(Dataset items)

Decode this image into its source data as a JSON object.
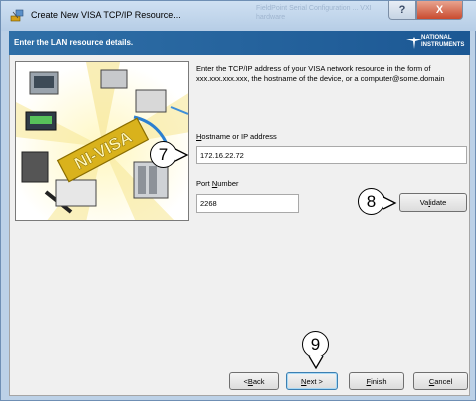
{
  "window": {
    "title": "Create New VISA TCP/IP Resource...",
    "background_window_text": "FieldPoint Serial Configuration ... VXI hardware",
    "help_label": "?",
    "close_label": "X"
  },
  "header": {
    "text": "Enter the LAN resource details.",
    "logo": "NATIONAL\nINSTRUMENTS"
  },
  "illustration": {
    "label": "NI-VISA"
  },
  "description": "Enter the TCP/IP address of your VISA network resource in the form of xxx.xxx.xxx.xxx, the hostname of the device, or a computer@some.domain",
  "hostname": {
    "label_pre": "",
    "label_accel": "H",
    "label_post": "ostname or IP address",
    "value": "172.16.22.72"
  },
  "port": {
    "label_pre": "Port ",
    "label_accel": "N",
    "label_post": "umber",
    "value": "2268"
  },
  "buttons": {
    "validate_pre": "Va",
    "validate_accel": "l",
    "validate_post": "idate",
    "back_pre": "< ",
    "back_accel": "B",
    "back_post": "ack",
    "next_pre": "",
    "next_accel": "N",
    "next_post": "ext >",
    "finish_pre": "",
    "finish_accel": "F",
    "finish_post": "inish",
    "cancel_pre": "",
    "cancel_accel": "C",
    "cancel_post": "ancel"
  },
  "callouts": {
    "c7": "7",
    "c8": "8",
    "c9": "9"
  },
  "colors": {
    "header": "#1c5894",
    "close_button": "#c94b2f",
    "illustration_banner": "#d9b21c"
  }
}
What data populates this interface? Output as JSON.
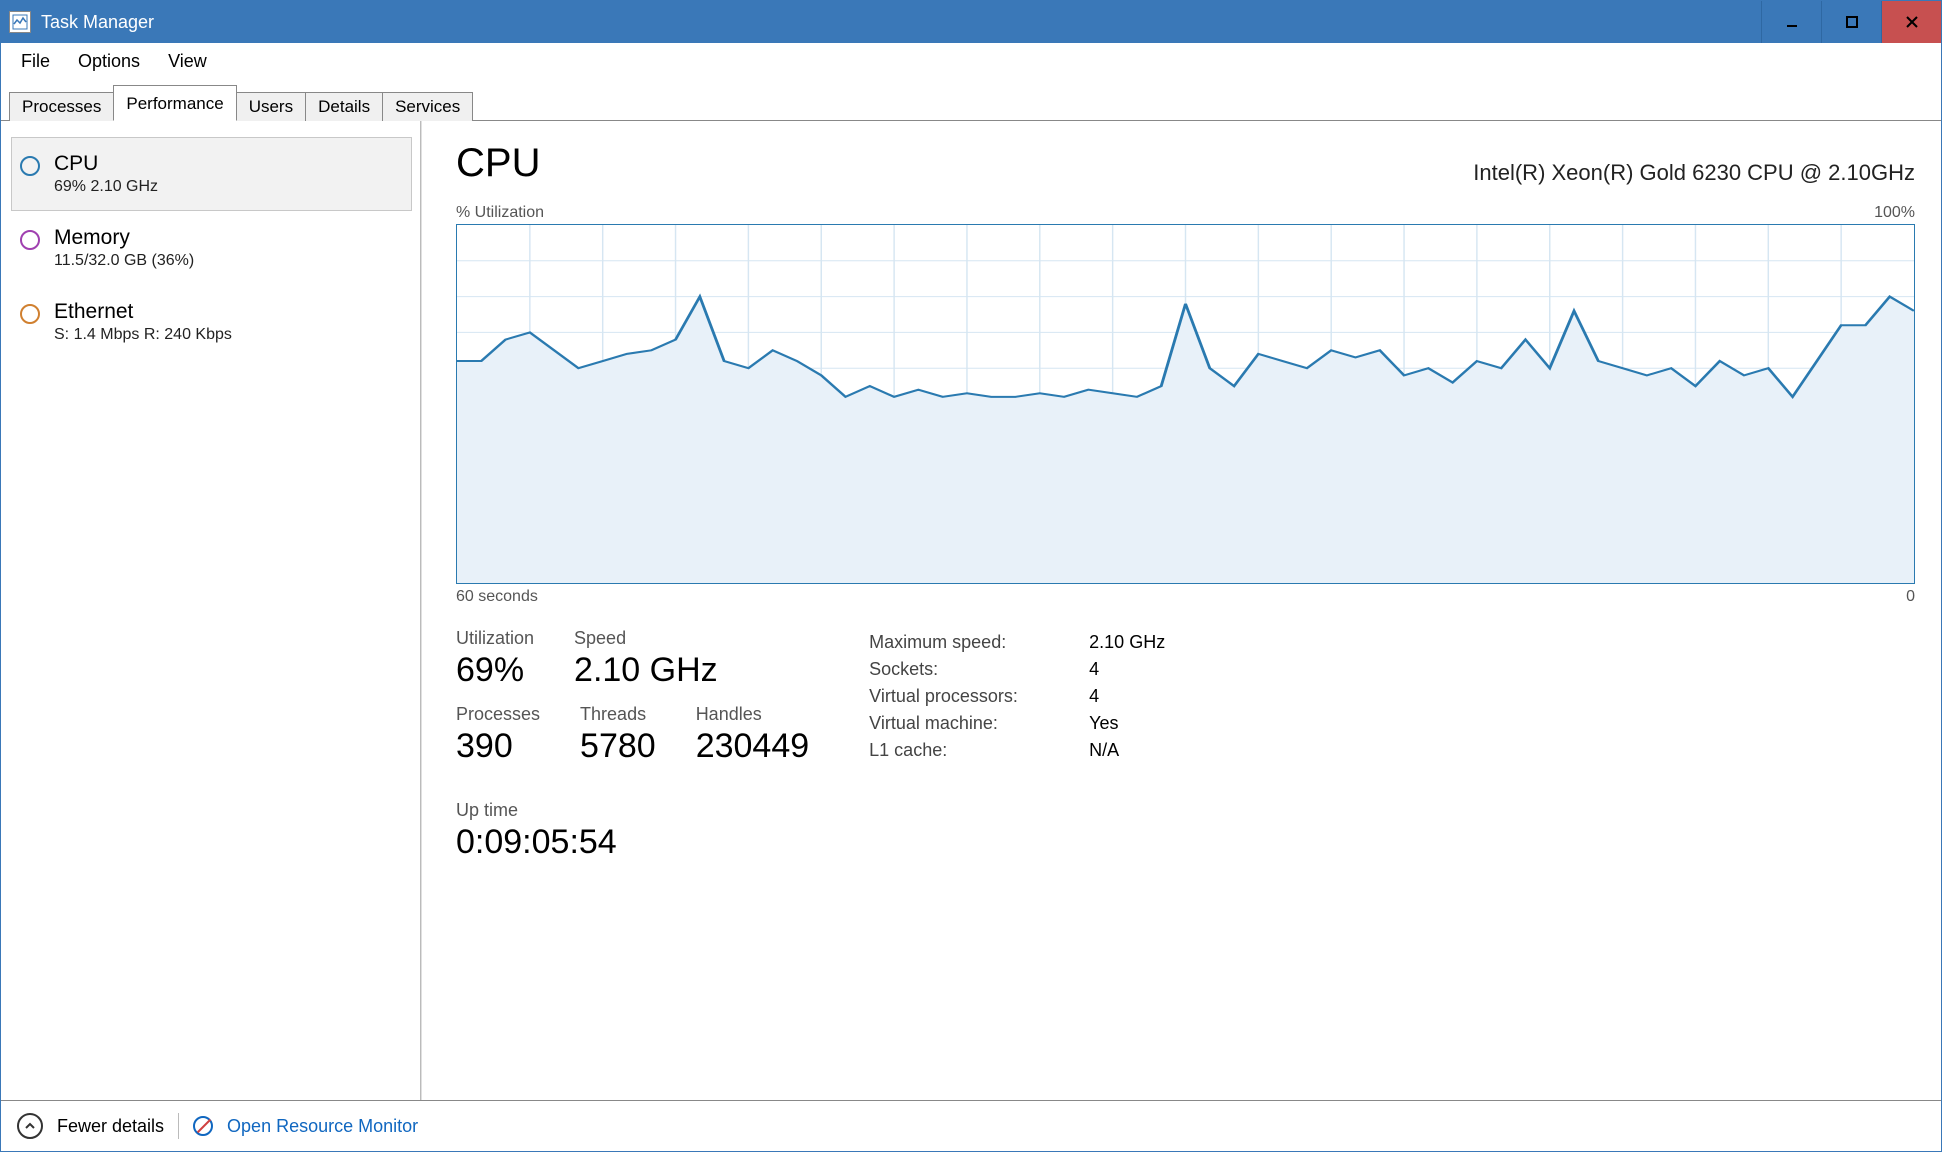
{
  "window": {
    "title": "Task Manager"
  },
  "menu": {
    "file": "File",
    "options": "Options",
    "view": "View"
  },
  "tabs": {
    "processes": "Processes",
    "performance": "Performance",
    "users": "Users",
    "details": "Details",
    "services": "Services"
  },
  "sidebar": {
    "cpu": {
      "title": "CPU",
      "sub": "69% 2.10 GHz",
      "color": "#2a7ab0"
    },
    "memory": {
      "title": "Memory",
      "sub": "11.5/32.0 GB (36%)",
      "color": "#a040b0"
    },
    "ethernet": {
      "title": "Ethernet",
      "sub": "S: 1.4 Mbps R: 240 Kbps",
      "color": "#d08030"
    }
  },
  "detail": {
    "title": "CPU",
    "full_name": "Intel(R) Xeon(R) Gold 6230 CPU @ 2.10GHz",
    "chart_top_left": "% Utilization",
    "chart_top_right": "100%",
    "chart_bot_left": "60 seconds",
    "chart_bot_right": "0",
    "utilization_label": "Utilization",
    "utilization": "69%",
    "speed_label": "Speed",
    "speed": "2.10 GHz",
    "processes_label": "Processes",
    "processes": "390",
    "threads_label": "Threads",
    "threads": "5780",
    "handles_label": "Handles",
    "handles": "230449",
    "uptime_label": "Up time",
    "uptime": "0:09:05:54",
    "kv": {
      "max_speed_k": "Maximum speed:",
      "max_speed_v": "2.10 GHz",
      "sockets_k": "Sockets:",
      "sockets_v": "4",
      "vprocs_k": "Virtual processors:",
      "vprocs_v": "4",
      "vm_k": "Virtual machine:",
      "vm_v": "Yes",
      "l1_k": "L1 cache:",
      "l1_v": "N/A"
    }
  },
  "footer": {
    "fewer": "Fewer details",
    "resmon": "Open Resource Monitor"
  },
  "chart_data": {
    "type": "line",
    "title": "% Utilization",
    "xlabel": "60 seconds",
    "ylabel": "% Utilization",
    "ylim": [
      0,
      100
    ],
    "x_seconds_ago": [
      60,
      59,
      58,
      57,
      56,
      55,
      54,
      53,
      52,
      51,
      50,
      49,
      48,
      47,
      46,
      45,
      44,
      43,
      42,
      41,
      40,
      39,
      38,
      37,
      36,
      35,
      34,
      33,
      32,
      31,
      30,
      29,
      28,
      27,
      26,
      25,
      24,
      23,
      22,
      21,
      20,
      19,
      18,
      17,
      16,
      15,
      14,
      13,
      12,
      11,
      10,
      9,
      8,
      7,
      6,
      5,
      4,
      3,
      2,
      1,
      0
    ],
    "values": [
      62,
      62,
      68,
      70,
      65,
      60,
      62,
      64,
      65,
      68,
      80,
      62,
      60,
      65,
      62,
      58,
      52,
      55,
      52,
      54,
      52,
      53,
      52,
      52,
      53,
      52,
      54,
      53,
      52,
      55,
      78,
      60,
      55,
      64,
      62,
      60,
      65,
      63,
      65,
      58,
      60,
      56,
      62,
      60,
      68,
      60,
      76,
      62,
      60,
      58,
      60,
      55,
      62,
      58,
      60,
      52,
      62,
      72,
      72,
      80,
      76
    ]
  }
}
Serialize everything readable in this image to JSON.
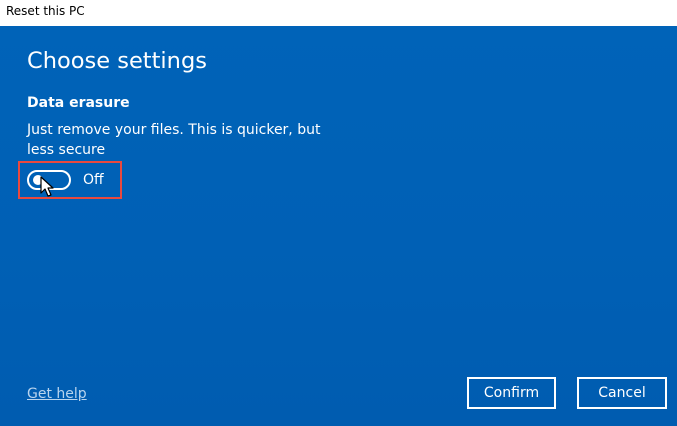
{
  "window": {
    "title": "Reset this PC"
  },
  "main": {
    "heading": "Choose settings",
    "data_erasure": {
      "label": "Data erasure",
      "description": "Just remove your files. This is quicker, but less secure",
      "toggle_state": "Off",
      "toggle_on": false
    },
    "help_link": "Get help"
  },
  "footer": {
    "confirm_label": "Confirm",
    "cancel_label": "Cancel"
  },
  "colors": {
    "panel_background": "#0063b8",
    "highlight_border": "#e8493f",
    "link": "#b8d4ee",
    "text": "#ffffff"
  },
  "icons": {
    "cursor": "mouse-pointer-icon"
  }
}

- **Written request**
Keep the pictures out and write out the records exactly.

- **Task response**
Decode this image into its source data as a JSON object.
{
  "window": {
    "title": "Create New VISA TCP/IP Resource...",
    "background_window_text": "FieldPoint Serial Configuration ... VXI hardware",
    "help_label": "?",
    "close_label": "X"
  },
  "header": {
    "text": "Enter the LAN resource details.",
    "logo": "NATIONAL\nINSTRUMENTS"
  },
  "illustration": {
    "label": "NI-VISA"
  },
  "description": "Enter the TCP/IP address of your VISA network resource in the form of xxx.xxx.xxx.xxx, the hostname of the device, or a computer@some.domain",
  "hostname": {
    "label_pre": "",
    "label_accel": "H",
    "label_post": "ostname or IP address",
    "value": "172.16.22.72"
  },
  "port": {
    "label_pre": "Port ",
    "label_accel": "N",
    "label_post": "umber",
    "value": "2268"
  },
  "buttons": {
    "validate_pre": "Va",
    "validate_accel": "l",
    "validate_post": "idate",
    "back_pre": "< ",
    "back_accel": "B",
    "back_post": "ack",
    "next_pre": "",
    "next_accel": "N",
    "next_post": "ext >",
    "finish_pre": "",
    "finish_accel": "F",
    "finish_post": "inish",
    "cancel_pre": "",
    "cancel_accel": "C",
    "cancel_post": "ancel"
  },
  "callouts": {
    "c7": "7",
    "c8": "8",
    "c9": "9"
  },
  "colors": {
    "header": "#1c5894",
    "close_button": "#c94b2f",
    "illustration_banner": "#d9b21c"
  }
}
What data populates this interface? Output as JSON.
{
  "window": {
    "title": "Task Manager"
  },
  "menu": {
    "file": "File",
    "options": "Options",
    "view": "View"
  },
  "tabs": {
    "processes": "Processes",
    "performance": "Performance",
    "users": "Users",
    "details": "Details",
    "services": "Services"
  },
  "sidebar": {
    "cpu": {
      "title": "CPU",
      "sub": "69% 2.10 GHz",
      "color": "#2a7ab0"
    },
    "memory": {
      "title": "Memory",
      "sub": "11.5/32.0 GB (36%)",
      "color": "#a040b0"
    },
    "ethernet": {
      "title": "Ethernet",
      "sub": "S: 1.4 Mbps R: 240 Kbps",
      "color": "#d08030"
    }
  },
  "detail": {
    "title": "CPU",
    "full_name": "Intel(R) Xeon(R) Gold 6230 CPU @ 2.10GHz",
    "chart_top_left": "% Utilization",
    "chart_top_right": "100%",
    "chart_bot_left": "60 seconds",
    "chart_bot_right": "0",
    "utilization_label": "Utilization",
    "utilization": "69%",
    "speed_label": "Speed",
    "speed": "2.10 GHz",
    "processes_label": "Processes",
    "processes": "390",
    "threads_label": "Threads",
    "threads": "5780",
    "handles_label": "Handles",
    "handles": "230449",
    "uptime_label": "Up time",
    "uptime": "0:09:05:54",
    "kv": {
      "max_speed_k": "Maximum speed:",
      "max_speed_v": "2.10 GHz",
      "sockets_k": "Sockets:",
      "sockets_v": "4",
      "vprocs_k": "Virtual processors:",
      "vprocs_v": "4",
      "vm_k": "Virtual machine:",
      "vm_v": "Yes",
      "l1_k": "L1 cache:",
      "l1_v": "N/A"
    }
  },
  "footer": {
    "fewer": "Fewer details",
    "resmon": "Open Resource Monitor"
  },
  "chart_data": {
    "type": "line",
    "title": "% Utilization",
    "xlabel": "60 seconds",
    "ylabel": "% Utilization",
    "ylim": [
      0,
      100
    ],
    "x_seconds_ago": [
      60,
      59,
      58,
      57,
      56,
      55,
      54,
      53,
      52,
      51,
      50,
      49,
      48,
      47,
      46,
      45,
      44,
      43,
      42,
      41,
      40,
      39,
      38,
      37,
      36,
      35,
      34,
      33,
      32,
      31,
      30,
      29,
      28,
      27,
      26,
      25,
      24,
      23,
      22,
      21,
      20,
      19,
      18,
      17,
      16,
      15,
      14,
      13,
      12,
      11,
      10,
      9,
      8,
      7,
      6,
      5,
      4,
      3,
      2,
      1,
      0
    ],
    "values": [
      62,
      62,
      68,
      70,
      65,
      60,
      62,
      64,
      65,
      68,
      80,
      62,
      60,
      65,
      62,
      58,
      52,
      55,
      52,
      54,
      52,
      53,
      52,
      52,
      53,
      52,
      54,
      53,
      52,
      55,
      78,
      60,
      55,
      64,
      62,
      60,
      65,
      63,
      65,
      58,
      60,
      56,
      62,
      60,
      68,
      60,
      76,
      62,
      60,
      58,
      60,
      55,
      62,
      58,
      60,
      52,
      62,
      72,
      72,
      80,
      76
    ]
  }
}
Serialize everything readable in this image to JSON.
{
  "window": {
    "title": "Reset this PC"
  },
  "main": {
    "heading": "Choose settings",
    "data_erasure": {
      "label": "Data erasure",
      "description": "Just remove your files. This is quicker, but less secure",
      "toggle_state": "Off",
      "toggle_on": false
    },
    "help_link": "Get help"
  },
  "footer": {
    "confirm_label": "Confirm",
    "cancel_label": "Cancel"
  },
  "colors": {
    "panel_background": "#0063b8",
    "highlight_border": "#e8493f",
    "link": "#b8d4ee",
    "text": "#ffffff"
  },
  "icons": {
    "cursor": "mouse-pointer-icon"
  }
}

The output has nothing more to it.